> **The task**
Give every line from the entries that contains "Average".

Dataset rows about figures
* * *

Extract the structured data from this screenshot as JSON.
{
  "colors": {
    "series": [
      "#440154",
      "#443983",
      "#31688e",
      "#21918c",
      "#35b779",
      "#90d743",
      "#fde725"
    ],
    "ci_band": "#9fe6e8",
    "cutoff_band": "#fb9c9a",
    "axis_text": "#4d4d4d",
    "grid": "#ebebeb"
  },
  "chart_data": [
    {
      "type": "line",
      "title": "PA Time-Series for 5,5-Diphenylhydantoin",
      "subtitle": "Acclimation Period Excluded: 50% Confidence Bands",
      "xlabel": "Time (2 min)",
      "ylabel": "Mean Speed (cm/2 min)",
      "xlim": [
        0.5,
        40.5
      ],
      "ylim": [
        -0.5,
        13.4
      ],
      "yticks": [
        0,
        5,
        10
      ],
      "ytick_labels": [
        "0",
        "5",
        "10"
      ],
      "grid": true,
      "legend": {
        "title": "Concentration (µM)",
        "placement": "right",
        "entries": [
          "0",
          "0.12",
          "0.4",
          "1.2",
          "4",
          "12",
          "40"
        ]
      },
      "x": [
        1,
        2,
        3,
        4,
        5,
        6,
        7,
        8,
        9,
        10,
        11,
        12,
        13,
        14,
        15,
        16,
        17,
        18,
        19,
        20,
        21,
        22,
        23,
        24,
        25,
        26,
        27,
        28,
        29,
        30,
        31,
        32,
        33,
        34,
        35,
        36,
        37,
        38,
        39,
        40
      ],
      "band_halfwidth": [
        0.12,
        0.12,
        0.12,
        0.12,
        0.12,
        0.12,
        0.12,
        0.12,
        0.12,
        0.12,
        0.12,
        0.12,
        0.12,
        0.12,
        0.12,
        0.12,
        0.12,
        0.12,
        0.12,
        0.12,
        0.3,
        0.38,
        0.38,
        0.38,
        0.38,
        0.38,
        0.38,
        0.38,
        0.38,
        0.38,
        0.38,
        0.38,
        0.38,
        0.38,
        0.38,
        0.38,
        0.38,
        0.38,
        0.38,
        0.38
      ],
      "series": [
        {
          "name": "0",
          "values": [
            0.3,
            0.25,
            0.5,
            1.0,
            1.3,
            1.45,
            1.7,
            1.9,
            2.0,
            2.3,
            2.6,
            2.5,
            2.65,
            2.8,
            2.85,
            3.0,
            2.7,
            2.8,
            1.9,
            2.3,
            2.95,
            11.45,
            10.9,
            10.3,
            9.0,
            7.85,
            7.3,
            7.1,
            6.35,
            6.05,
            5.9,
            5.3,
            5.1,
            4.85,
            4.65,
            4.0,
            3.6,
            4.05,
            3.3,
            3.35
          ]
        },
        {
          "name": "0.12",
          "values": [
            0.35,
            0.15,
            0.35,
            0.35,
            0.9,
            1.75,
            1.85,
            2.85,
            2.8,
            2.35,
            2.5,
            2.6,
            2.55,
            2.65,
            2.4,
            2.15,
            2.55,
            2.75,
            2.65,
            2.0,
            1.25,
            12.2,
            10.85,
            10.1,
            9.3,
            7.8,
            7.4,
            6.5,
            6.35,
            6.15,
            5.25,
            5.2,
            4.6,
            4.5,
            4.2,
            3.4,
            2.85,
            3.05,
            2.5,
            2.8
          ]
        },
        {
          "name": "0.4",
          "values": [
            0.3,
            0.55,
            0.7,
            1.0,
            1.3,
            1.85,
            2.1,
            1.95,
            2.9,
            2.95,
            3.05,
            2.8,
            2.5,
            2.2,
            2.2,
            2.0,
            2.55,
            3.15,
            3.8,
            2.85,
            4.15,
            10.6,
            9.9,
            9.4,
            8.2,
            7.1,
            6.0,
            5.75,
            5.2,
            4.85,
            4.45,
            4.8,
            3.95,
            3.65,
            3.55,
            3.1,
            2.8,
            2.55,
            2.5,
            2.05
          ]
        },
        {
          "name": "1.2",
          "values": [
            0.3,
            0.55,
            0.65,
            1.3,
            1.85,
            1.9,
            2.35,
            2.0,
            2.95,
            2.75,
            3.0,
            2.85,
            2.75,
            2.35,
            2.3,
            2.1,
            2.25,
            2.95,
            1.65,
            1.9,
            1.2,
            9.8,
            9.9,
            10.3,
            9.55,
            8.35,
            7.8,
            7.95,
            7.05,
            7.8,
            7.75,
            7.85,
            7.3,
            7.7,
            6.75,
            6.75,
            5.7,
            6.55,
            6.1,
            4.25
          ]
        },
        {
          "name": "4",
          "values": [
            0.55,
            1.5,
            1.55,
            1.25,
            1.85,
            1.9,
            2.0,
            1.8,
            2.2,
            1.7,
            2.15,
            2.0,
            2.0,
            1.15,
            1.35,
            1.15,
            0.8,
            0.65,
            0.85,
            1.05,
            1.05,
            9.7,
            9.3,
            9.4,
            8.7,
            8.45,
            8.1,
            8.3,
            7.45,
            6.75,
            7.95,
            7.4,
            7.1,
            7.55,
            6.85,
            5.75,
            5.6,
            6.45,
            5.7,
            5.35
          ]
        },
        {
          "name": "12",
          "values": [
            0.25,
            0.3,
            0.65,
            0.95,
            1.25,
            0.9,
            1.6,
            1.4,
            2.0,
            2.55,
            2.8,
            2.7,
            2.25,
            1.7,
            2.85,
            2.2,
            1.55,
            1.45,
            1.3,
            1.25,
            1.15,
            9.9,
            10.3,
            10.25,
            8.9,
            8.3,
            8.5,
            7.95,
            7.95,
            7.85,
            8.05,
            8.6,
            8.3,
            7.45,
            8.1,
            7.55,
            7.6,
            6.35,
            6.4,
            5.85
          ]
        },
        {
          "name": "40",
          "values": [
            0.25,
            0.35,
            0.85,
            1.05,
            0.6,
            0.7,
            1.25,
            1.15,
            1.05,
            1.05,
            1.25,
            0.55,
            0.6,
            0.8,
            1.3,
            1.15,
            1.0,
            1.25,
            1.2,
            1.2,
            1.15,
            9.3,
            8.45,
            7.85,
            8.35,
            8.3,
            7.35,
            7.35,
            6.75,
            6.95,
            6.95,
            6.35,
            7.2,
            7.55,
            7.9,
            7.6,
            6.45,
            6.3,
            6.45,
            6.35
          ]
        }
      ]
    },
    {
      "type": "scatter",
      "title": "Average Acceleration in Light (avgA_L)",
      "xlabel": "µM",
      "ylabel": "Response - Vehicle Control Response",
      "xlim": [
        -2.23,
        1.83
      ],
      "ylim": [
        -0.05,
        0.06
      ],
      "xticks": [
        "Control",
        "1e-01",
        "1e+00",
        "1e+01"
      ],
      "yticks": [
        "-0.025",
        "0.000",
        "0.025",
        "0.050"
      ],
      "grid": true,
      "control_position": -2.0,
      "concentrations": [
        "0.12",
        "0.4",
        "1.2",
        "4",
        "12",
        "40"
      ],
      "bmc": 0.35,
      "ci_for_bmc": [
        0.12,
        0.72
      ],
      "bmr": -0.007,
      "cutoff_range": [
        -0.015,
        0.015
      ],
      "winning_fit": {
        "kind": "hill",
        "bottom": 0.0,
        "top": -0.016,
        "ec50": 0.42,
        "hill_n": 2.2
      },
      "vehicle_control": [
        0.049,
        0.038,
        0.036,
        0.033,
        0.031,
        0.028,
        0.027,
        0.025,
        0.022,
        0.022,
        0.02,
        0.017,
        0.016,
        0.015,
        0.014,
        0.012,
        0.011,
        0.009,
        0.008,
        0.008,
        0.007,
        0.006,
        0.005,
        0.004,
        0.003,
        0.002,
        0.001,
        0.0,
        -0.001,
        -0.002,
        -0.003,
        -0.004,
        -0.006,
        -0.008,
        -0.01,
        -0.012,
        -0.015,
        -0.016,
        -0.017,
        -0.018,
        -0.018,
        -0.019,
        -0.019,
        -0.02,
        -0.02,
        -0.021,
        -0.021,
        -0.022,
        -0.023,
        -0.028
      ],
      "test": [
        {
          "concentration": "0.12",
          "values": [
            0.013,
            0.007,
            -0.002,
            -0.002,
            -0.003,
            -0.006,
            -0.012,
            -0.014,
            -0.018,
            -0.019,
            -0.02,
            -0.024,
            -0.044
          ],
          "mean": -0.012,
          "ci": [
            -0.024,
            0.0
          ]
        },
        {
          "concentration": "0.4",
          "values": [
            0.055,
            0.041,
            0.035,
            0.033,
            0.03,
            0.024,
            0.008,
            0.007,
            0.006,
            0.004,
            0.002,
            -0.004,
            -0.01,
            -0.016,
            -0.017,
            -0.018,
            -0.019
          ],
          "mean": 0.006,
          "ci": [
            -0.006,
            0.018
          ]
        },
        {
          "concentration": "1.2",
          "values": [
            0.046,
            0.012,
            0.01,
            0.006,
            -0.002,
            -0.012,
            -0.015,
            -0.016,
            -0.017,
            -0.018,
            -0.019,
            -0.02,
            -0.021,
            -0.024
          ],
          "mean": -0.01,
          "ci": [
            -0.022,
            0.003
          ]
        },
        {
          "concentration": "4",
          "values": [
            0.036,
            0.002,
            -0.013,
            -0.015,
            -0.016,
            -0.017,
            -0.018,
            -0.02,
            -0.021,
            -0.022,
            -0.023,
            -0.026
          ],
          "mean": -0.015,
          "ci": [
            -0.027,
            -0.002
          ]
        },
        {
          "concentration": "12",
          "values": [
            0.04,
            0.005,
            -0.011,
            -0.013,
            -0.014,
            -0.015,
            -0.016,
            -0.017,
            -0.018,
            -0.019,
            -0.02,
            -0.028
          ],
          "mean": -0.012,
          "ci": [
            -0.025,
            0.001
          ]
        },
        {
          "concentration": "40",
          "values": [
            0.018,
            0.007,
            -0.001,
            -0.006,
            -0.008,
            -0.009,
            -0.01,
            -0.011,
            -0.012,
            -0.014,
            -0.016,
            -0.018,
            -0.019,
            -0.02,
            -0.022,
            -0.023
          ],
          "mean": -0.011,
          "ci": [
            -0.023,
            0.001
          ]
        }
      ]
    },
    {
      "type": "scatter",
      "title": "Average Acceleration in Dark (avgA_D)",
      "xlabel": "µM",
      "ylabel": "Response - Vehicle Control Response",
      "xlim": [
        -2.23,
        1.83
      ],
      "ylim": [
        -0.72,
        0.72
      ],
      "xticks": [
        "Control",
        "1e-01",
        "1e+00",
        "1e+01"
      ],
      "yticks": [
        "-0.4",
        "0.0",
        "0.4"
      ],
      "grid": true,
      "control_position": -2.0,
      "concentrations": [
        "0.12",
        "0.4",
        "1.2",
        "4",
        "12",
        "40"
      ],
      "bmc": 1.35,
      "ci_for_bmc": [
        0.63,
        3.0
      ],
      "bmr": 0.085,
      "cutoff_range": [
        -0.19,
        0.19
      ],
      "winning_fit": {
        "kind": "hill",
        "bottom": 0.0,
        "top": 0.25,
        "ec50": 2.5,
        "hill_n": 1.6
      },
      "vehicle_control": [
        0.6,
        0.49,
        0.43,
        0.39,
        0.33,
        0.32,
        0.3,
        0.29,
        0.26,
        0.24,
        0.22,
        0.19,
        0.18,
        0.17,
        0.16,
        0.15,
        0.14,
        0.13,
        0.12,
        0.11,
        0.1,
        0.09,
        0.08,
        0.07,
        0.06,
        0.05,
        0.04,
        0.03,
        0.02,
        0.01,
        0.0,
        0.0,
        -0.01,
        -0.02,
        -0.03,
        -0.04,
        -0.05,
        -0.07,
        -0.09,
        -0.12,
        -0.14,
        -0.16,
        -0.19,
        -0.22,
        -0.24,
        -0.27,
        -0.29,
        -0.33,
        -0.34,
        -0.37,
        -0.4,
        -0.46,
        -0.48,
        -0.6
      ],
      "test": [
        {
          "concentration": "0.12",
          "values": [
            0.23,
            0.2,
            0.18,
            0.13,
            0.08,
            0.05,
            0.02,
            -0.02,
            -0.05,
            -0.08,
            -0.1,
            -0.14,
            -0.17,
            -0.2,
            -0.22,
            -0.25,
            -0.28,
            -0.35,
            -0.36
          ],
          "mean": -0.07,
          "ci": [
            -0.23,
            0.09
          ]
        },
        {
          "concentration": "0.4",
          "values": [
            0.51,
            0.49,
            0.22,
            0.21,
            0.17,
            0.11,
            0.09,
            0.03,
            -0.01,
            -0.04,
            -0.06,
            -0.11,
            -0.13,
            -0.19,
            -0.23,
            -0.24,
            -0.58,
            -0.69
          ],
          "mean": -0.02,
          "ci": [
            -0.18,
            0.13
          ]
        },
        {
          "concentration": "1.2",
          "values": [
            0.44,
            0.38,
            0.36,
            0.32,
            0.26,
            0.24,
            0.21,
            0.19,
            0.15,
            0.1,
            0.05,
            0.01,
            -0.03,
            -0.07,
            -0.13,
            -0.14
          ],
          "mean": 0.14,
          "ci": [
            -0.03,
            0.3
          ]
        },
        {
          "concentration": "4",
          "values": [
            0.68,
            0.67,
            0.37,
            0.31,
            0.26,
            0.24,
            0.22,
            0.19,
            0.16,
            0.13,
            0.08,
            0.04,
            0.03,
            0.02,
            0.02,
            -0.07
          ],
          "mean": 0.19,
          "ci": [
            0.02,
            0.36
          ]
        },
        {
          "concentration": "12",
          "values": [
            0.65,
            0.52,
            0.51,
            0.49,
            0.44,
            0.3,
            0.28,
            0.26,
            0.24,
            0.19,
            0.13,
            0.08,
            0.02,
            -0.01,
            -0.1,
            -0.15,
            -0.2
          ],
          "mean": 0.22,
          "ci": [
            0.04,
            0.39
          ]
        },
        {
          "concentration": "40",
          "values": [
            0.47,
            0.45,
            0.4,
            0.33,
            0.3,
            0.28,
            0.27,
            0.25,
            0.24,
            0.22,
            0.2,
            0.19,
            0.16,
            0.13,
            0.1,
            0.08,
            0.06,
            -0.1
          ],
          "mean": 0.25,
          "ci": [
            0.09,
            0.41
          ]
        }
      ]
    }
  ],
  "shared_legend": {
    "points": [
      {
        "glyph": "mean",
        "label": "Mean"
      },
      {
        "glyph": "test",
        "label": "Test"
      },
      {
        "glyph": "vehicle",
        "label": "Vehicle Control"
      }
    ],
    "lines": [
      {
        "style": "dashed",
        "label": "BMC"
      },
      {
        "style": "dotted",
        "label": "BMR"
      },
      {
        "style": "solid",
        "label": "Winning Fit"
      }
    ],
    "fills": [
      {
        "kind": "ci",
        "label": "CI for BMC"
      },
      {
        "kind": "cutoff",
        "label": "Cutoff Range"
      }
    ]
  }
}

* * *

> **Answer to the task**
      "title": "Average Acceleration in Light (avgA_L)",
      "title": "Average Acceleration in Dark (avgA_D)",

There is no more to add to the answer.